LISTING =
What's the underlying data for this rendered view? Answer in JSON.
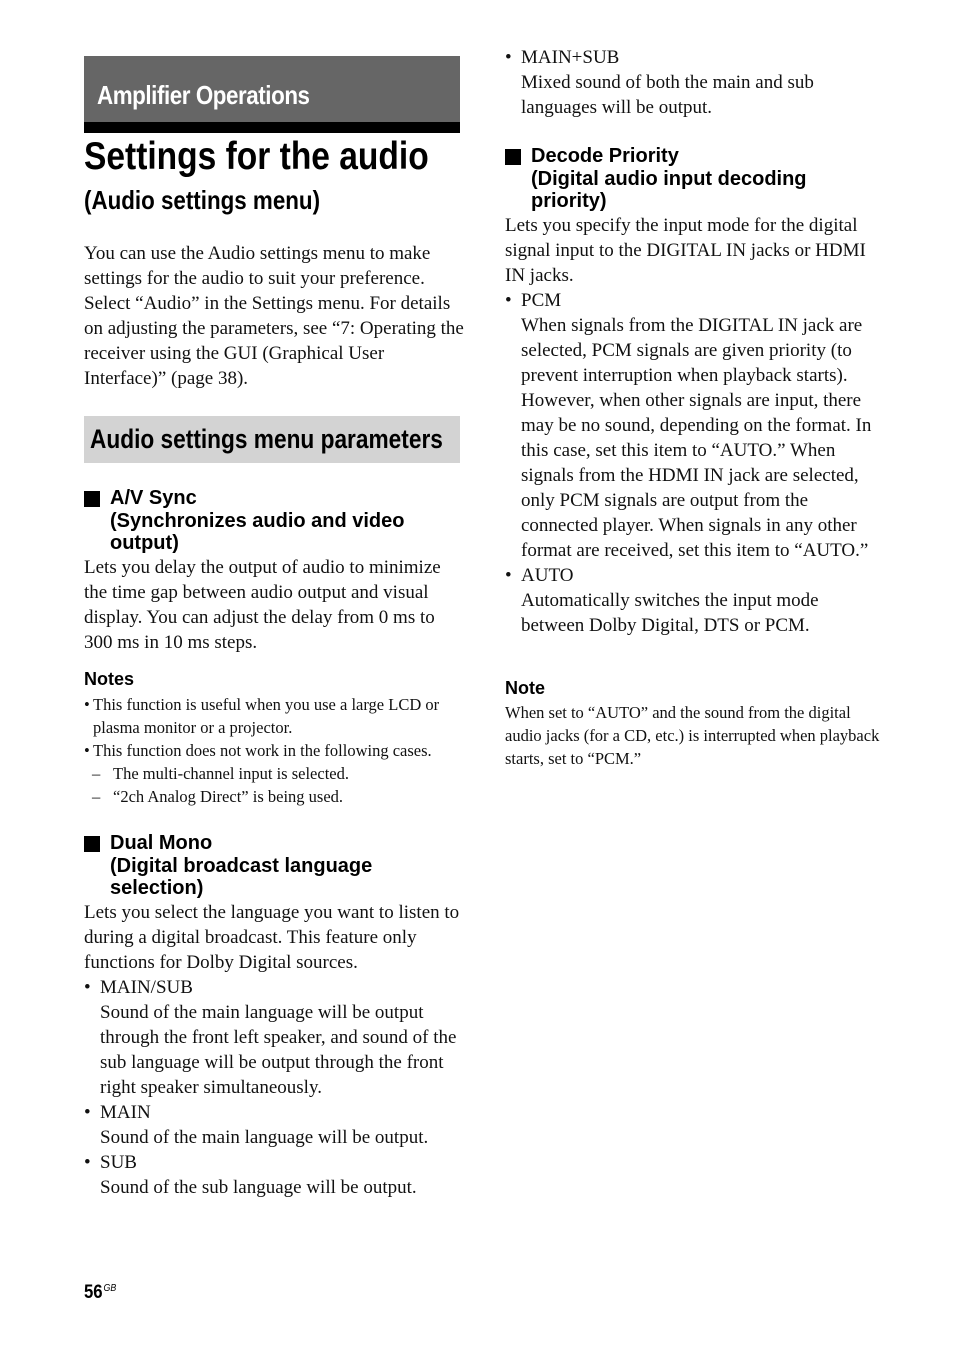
{
  "header": {
    "section": "Amplifier Operations",
    "title": "Settings for the audio",
    "subtitle": "(Audio settings menu)"
  },
  "intro": "You can use the Audio settings menu to make settings for the audio to suit your preference. Select “Audio” in the Settings menu. For details on adjusting the parameters, see “7: Operating the receiver using the GUI (Graphical User Interface)” (page 38).",
  "parameters_heading": "Audio settings menu parameters",
  "av_sync": {
    "title": "A/V Sync",
    "subtitle_line1": "(Synchronizes audio and video",
    "subtitle_line2": "output)",
    "body": "Lets you delay the output of audio to minimize the time gap between audio output and visual display. You can adjust the delay from 0 ms to 300 ms in 10 ms steps.",
    "notes_heading": "Notes",
    "notes": [
      "This function is useful when you use a large LCD or plasma monitor or a projector.",
      "This function does not work in the following cases."
    ],
    "cases": [
      "The multi-channel input is selected.",
      "“2ch Analog Direct” is being used."
    ]
  },
  "dual_mono": {
    "title": "Dual Mono",
    "subtitle_line1": "(Digital broadcast language",
    "subtitle_line2": "selection)",
    "body": "Lets you select the language you want to listen to during a digital broadcast. This feature only functions for Dolby Digital sources.",
    "options": [
      {
        "name": "MAIN/SUB",
        "desc": "Sound of the main language will be output through the front left speaker, and sound of the sub language will be output through the front right speaker simultaneously."
      },
      {
        "name": "MAIN",
        "desc": "Sound of the main language will be output."
      },
      {
        "name": "SUB",
        "desc": "Sound of the sub language will be output."
      },
      {
        "name": "MAIN+SUB",
        "desc": "Mixed sound of both the main and sub languages will be output."
      }
    ]
  },
  "decode_priority": {
    "title": "Decode Priority",
    "subtitle_line1": "(Digital audio input decoding",
    "subtitle_line2": "priority)",
    "body": "Lets you specify the input mode for the digital signal input to the DIGITAL IN jacks or HDMI IN jacks.",
    "options": [
      {
        "name": "PCM",
        "desc": "When signals from the DIGITAL IN jack are selected, PCM signals are given priority (to prevent interruption when playback starts). However, when other signals are input, there may be no sound, depending on the format. In this case, set this item to “AUTO.” When signals from the HDMI IN jack are selected, only PCM signals are output from the connected player. When signals in any other format are received, set this item to “AUTO.”"
      },
      {
        "name": "AUTO",
        "desc": "Automatically switches the input mode between Dolby Digital, DTS or PCM."
      }
    ],
    "note_heading": "Note",
    "note": "When set to “AUTO” and the sound from the digital audio jacks (for a CD, etc.) is interrupted when playback starts, set to “PCM.”"
  },
  "footer": {
    "page_number": "56",
    "page_suffix": "GB"
  }
}
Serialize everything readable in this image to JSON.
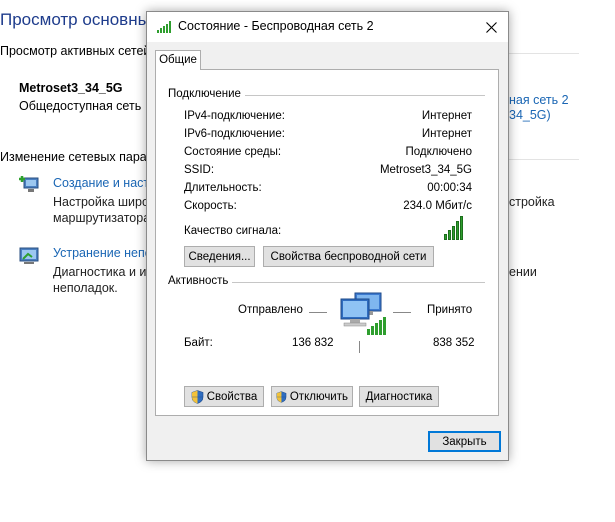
{
  "background": {
    "title": "Просмотр основных",
    "active_networks_heading": "Просмотр активных сетей",
    "network_name": "Metroset3_34_5G",
    "network_type": "Общедоступная сеть",
    "connection_link_line1": "ная сеть 2",
    "connection_link_line2": "34_5G)",
    "change_settings_heading": "Изменение сетевых парам",
    "setup_link": "Создание и настр",
    "setup_desc_line1": "Настройка широ",
    "setup_desc_line2": "маршрутизатора",
    "setup_desc_right": "стройка",
    "troubleshoot_link": "Устранение непо",
    "troubleshoot_desc_line1": "Диагностика и ис",
    "troubleshoot_desc_line2": "неполадок.",
    "troubleshoot_desc_right": "ении"
  },
  "dialog": {
    "title": "Состояние - Беспроводная сеть 2",
    "tab": "Общие",
    "connection_group": "Подключение",
    "fields": [
      {
        "label": "IPv4-подключение:",
        "value": "Интернет"
      },
      {
        "label": "IPv6-подключение:",
        "value": "Интернет"
      },
      {
        "label": "Состояние среды:",
        "value": "Подключено"
      },
      {
        "label": "SSID:",
        "value": "Metroset3_34_5G"
      },
      {
        "label": "Длительность:",
        "value": "00:00:34"
      },
      {
        "label": "Скорость:",
        "value": "234.0 Мбит/с"
      }
    ],
    "signal_quality_label": "Качество сигнала:",
    "signal_bars_lit": 5,
    "details_button": "Сведения...",
    "wireless_props_button": "Свойства беспроводной сети",
    "activity_group": "Активность",
    "sent_label": "Отправлено",
    "received_label": "Принято",
    "bytes_label": "Байт:",
    "bytes_sent": "136 832",
    "bytes_received": "838 352",
    "properties_button": "Свойства",
    "disable_button": "Отключить",
    "diagnose_button": "Диагностика",
    "close_button": "Закрыть"
  },
  "colors": {
    "link": "#1a66b4",
    "title_blue": "#1e3c8c",
    "signal_green": "#2e9e2e",
    "default_button_border": "#0078d7"
  },
  "icons": [
    "wifi-signal-icon",
    "close-icon",
    "shield-icon",
    "network-computers-icon",
    "network-setup-icon",
    "troubleshoot-icon"
  ]
}
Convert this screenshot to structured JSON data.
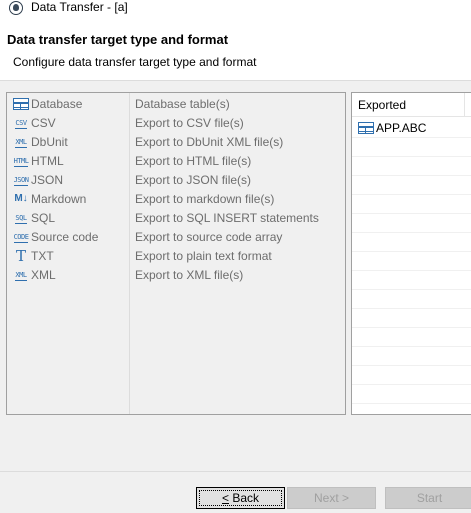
{
  "window": {
    "title": "Data Transfer - [a]"
  },
  "header": {
    "title": "Data transfer target type and format",
    "description": "Configure data transfer target type and format"
  },
  "processors": [
    {
      "name": "Database",
      "description": "Database table(s)",
      "icon": "database-table-icon"
    },
    {
      "name": "CSV",
      "description": "Export to CSV file(s)",
      "icon": "csv-file-icon"
    },
    {
      "name": "DbUnit",
      "description": "Export to DbUnit XML file(s)",
      "icon": "xml-file-icon"
    },
    {
      "name": "HTML",
      "description": "Export to HTML file(s)",
      "icon": "html-file-icon"
    },
    {
      "name": "JSON",
      "description": "Export to JSON file(s)",
      "icon": "json-file-icon"
    },
    {
      "name": "Markdown",
      "description": "Export to markdown file(s)",
      "icon": "markdown-icon"
    },
    {
      "name": "SQL",
      "description": "Export to SQL INSERT statements",
      "icon": "sql-file-icon"
    },
    {
      "name": "Source code",
      "description": "Export to source code array",
      "icon": "code-file-icon"
    },
    {
      "name": "TXT",
      "description": "Export to plain text format",
      "icon": "text-icon"
    },
    {
      "name": "XML",
      "description": "Export to XML file(s)",
      "icon": "xml-file-icon"
    }
  ],
  "icon_text": {
    "csv": "CSV",
    "xml": "XML",
    "html": "HTML",
    "json": "JSON",
    "markdown": "M↓",
    "sql": "SQL",
    "code": "CODE",
    "txt": "T"
  },
  "exported": {
    "header": "Exported",
    "items": [
      {
        "label": "APP.ABC",
        "icon": "database-table-icon"
      }
    ]
  },
  "buttons": {
    "back_mnemonic": "<",
    "back_label": " Back",
    "next": "Next >",
    "start": "Start"
  },
  "colors": {
    "icon_accent": "#2f6fae",
    "disabled_text": "#6d6d6d"
  }
}
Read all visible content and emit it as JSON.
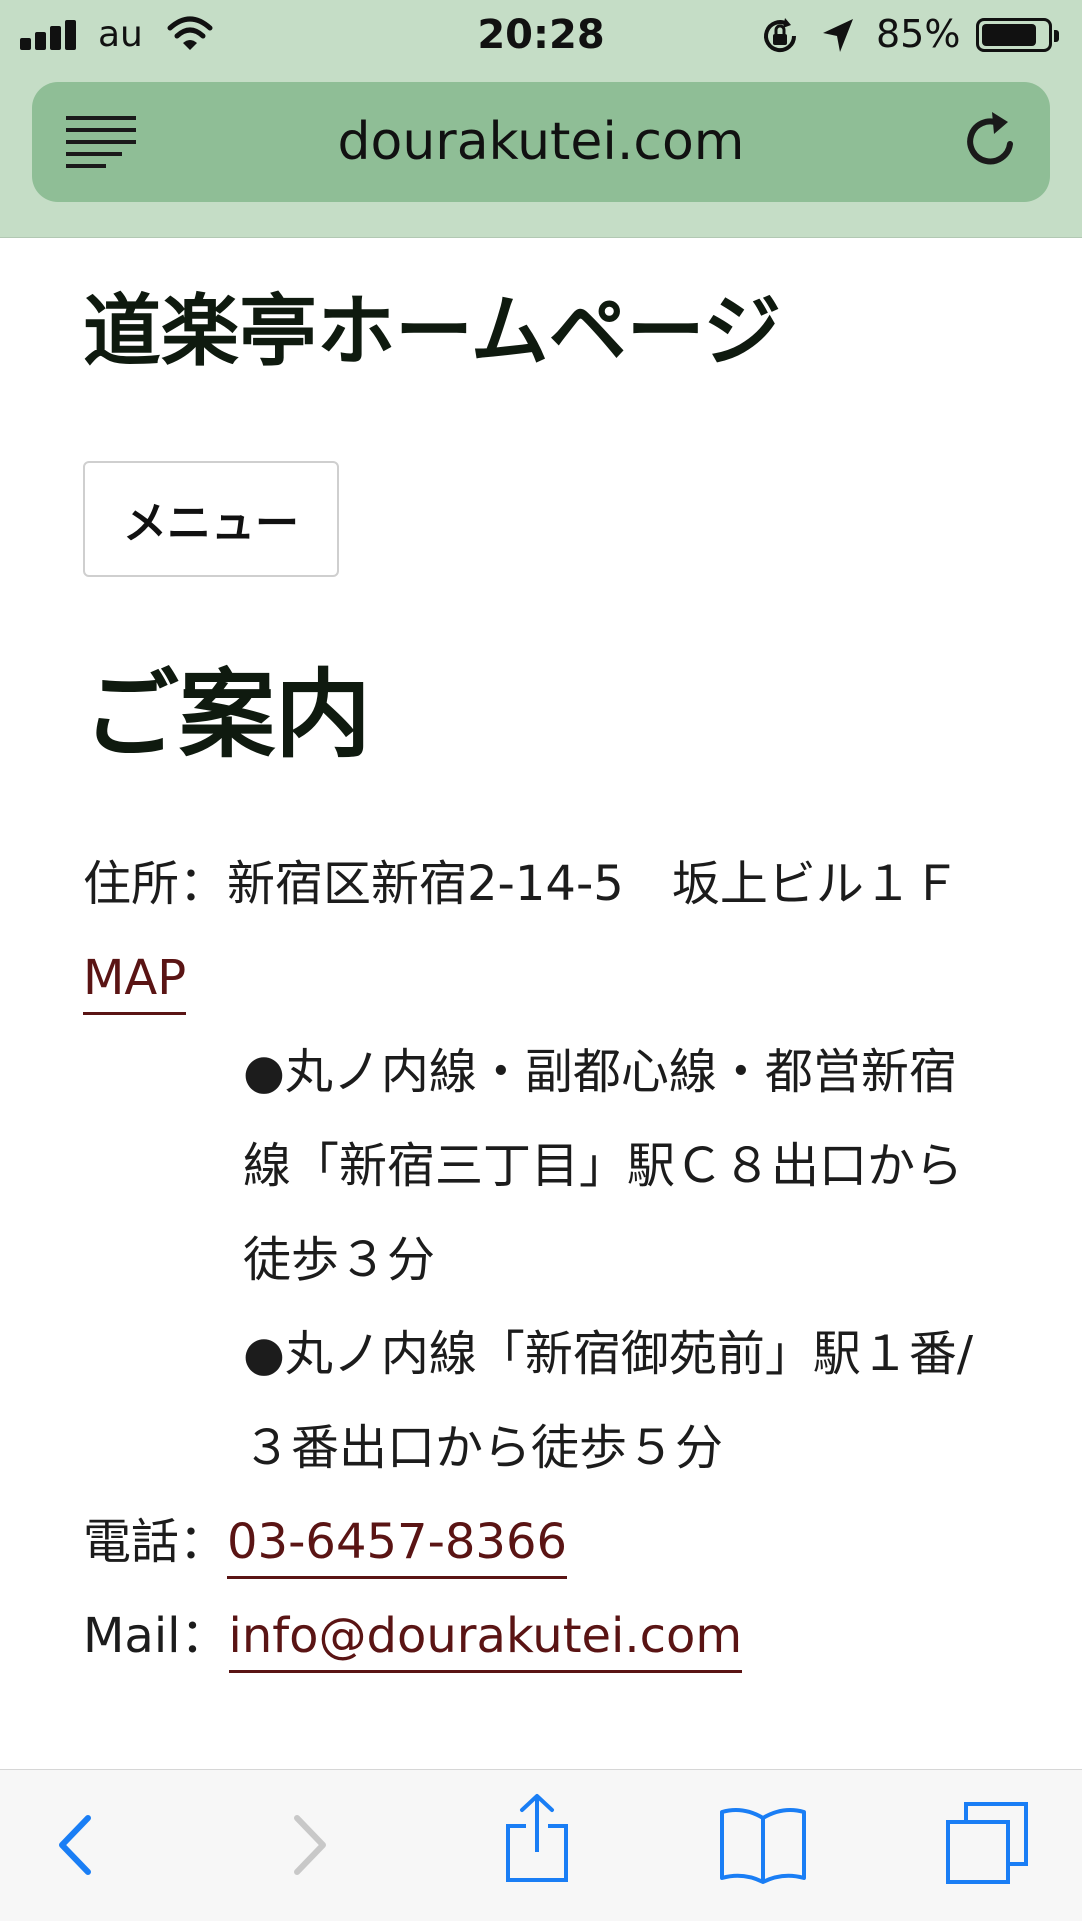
{
  "status_bar": {
    "carrier": "au",
    "time": "20:28",
    "battery_percent": "85%",
    "battery_level": 0.85
  },
  "browser": {
    "url": "dourakutei.com"
  },
  "page": {
    "site_title": "道楽亭ホームページ",
    "menu_button": "メニュー",
    "section_title": "ご案内",
    "address_label": "住所：",
    "address_text": "新宿区新宿2-14-5　坂上ビル１Ｆ　",
    "map_link": "MAP",
    "access_1": "●丸ノ内線・副都心線・都営新宿線「新宿三丁目」駅Ｃ８出口から徒歩３分",
    "access_2": "●丸ノ内線「新宿御苑前」駅１番/３番出口から徒歩５分",
    "phone_label": "電話：",
    "phone": "03-6457-8366",
    "mail_label": "Mail：",
    "mail": "info@dourakutei.com"
  },
  "icons": {
    "back": "back-arrow-icon",
    "forward": "forward-arrow-icon",
    "share": "share-icon",
    "bookmarks": "bookmarks-icon",
    "tabs": "tabs-icon"
  },
  "colors": {
    "chrome_bg": "#c5ddc6",
    "urlbar_bg": "#8fbe96",
    "link": "#5a1414",
    "toolbar_icon": "#1a7ef5"
  }
}
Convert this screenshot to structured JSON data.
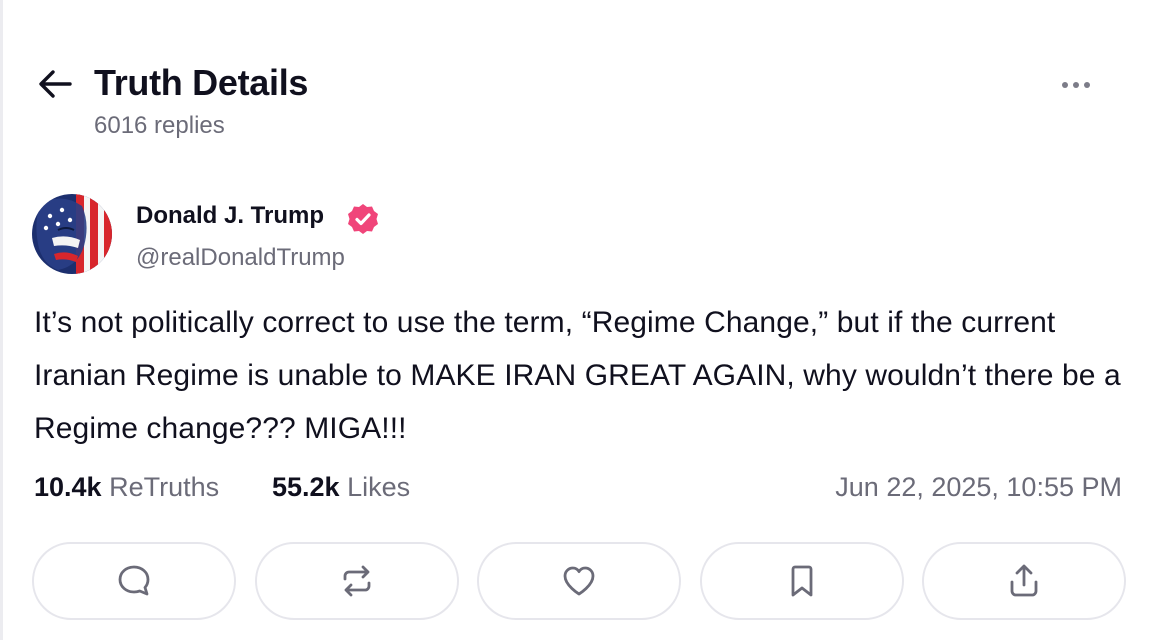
{
  "header": {
    "title": "Truth Details",
    "reply_count": "6016 replies",
    "back_icon": "arrow-left-icon",
    "more_icon": "ellipsis-icon"
  },
  "post": {
    "author_name": "Donald J. Trump",
    "handle": "@realDonaldTrump",
    "verified": true,
    "text": "It’s not politically correct to use the term, “Regime Change,” but if the current Iranian Regime is unable to MAKE IRAN GREAT AGAIN, why wouldn’t there be a Regime change??? MIGA!!!",
    "retruths_count": "10.4k",
    "retruths_label": "ReTruths",
    "likes_count": "55.2k",
    "likes_label": "Likes",
    "timestamp": "Jun 22, 2025, 10:55 PM"
  },
  "actions": [
    {
      "name": "reply-button",
      "icon": "comment-icon"
    },
    {
      "name": "retruth-button",
      "icon": "repost-icon"
    },
    {
      "name": "like-button",
      "icon": "heart-icon"
    },
    {
      "name": "bookmark-button",
      "icon": "bookmark-icon"
    },
    {
      "name": "share-button",
      "icon": "share-icon"
    }
  ],
  "colors": {
    "verified_badge": "#f0457a",
    "text_primary": "#10101e",
    "text_secondary": "#6b6b78",
    "button_border": "#e6e6ec"
  }
}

WHAT THE EXERCISE ASKS =
Reproduce exactly and only the lines from the line that contains "Read all visible content and emit it as JSON." to the end of the data above, both ends included. No pictures go in the copy.

RESULT OF THIS TASK =
Read all visible content and emit it as JSON.
{
  "status_bar": {
    "carrier": "au",
    "time": "20:28",
    "battery_percent": "85%",
    "battery_level": 0.85
  },
  "browser": {
    "url": "dourakutei.com"
  },
  "page": {
    "site_title": "道楽亭ホームページ",
    "menu_button": "メニュー",
    "section_title": "ご案内",
    "address_label": "住所：",
    "address_text": "新宿区新宿2-14-5　坂上ビル１Ｆ　",
    "map_link": "MAP",
    "access_1": "●丸ノ内線・副都心線・都営新宿線「新宿三丁目」駅Ｃ８出口から徒歩３分",
    "access_2": "●丸ノ内線「新宿御苑前」駅１番/３番出口から徒歩５分",
    "phone_label": "電話：",
    "phone": "03-6457-8366",
    "mail_label": "Mail：",
    "mail": "info@dourakutei.com"
  },
  "icons": {
    "back": "back-arrow-icon",
    "forward": "forward-arrow-icon",
    "share": "share-icon",
    "bookmarks": "bookmarks-icon",
    "tabs": "tabs-icon"
  },
  "colors": {
    "chrome_bg": "#c5ddc6",
    "urlbar_bg": "#8fbe96",
    "link": "#5a1414",
    "toolbar_icon": "#1a7ef5"
  }
}
Convert this screenshot to structured JSON data.
{
  "header": {
    "title": "Truth Details",
    "reply_count": "6016 replies",
    "back_icon": "arrow-left-icon",
    "more_icon": "ellipsis-icon"
  },
  "post": {
    "author_name": "Donald J. Trump",
    "handle": "@realDonaldTrump",
    "verified": true,
    "text": "It’s not politically correct to use the term, “Regime Change,” but if the current Iranian Regime is unable to MAKE IRAN GREAT AGAIN, why wouldn’t there be a Regime change??? MIGA!!!",
    "retruths_count": "10.4k",
    "retruths_label": "ReTruths",
    "likes_count": "55.2k",
    "likes_label": "Likes",
    "timestamp": "Jun 22, 2025, 10:55 PM"
  },
  "actions": [
    {
      "name": "reply-button",
      "icon": "comment-icon"
    },
    {
      "name": "retruth-button",
      "icon": "repost-icon"
    },
    {
      "name": "like-button",
      "icon": "heart-icon"
    },
    {
      "name": "bookmark-button",
      "icon": "bookmark-icon"
    },
    {
      "name": "share-button",
      "icon": "share-icon"
    }
  ],
  "colors": {
    "verified_badge": "#f0457a",
    "text_primary": "#10101e",
    "text_secondary": "#6b6b78",
    "button_border": "#e6e6ec"
  }
}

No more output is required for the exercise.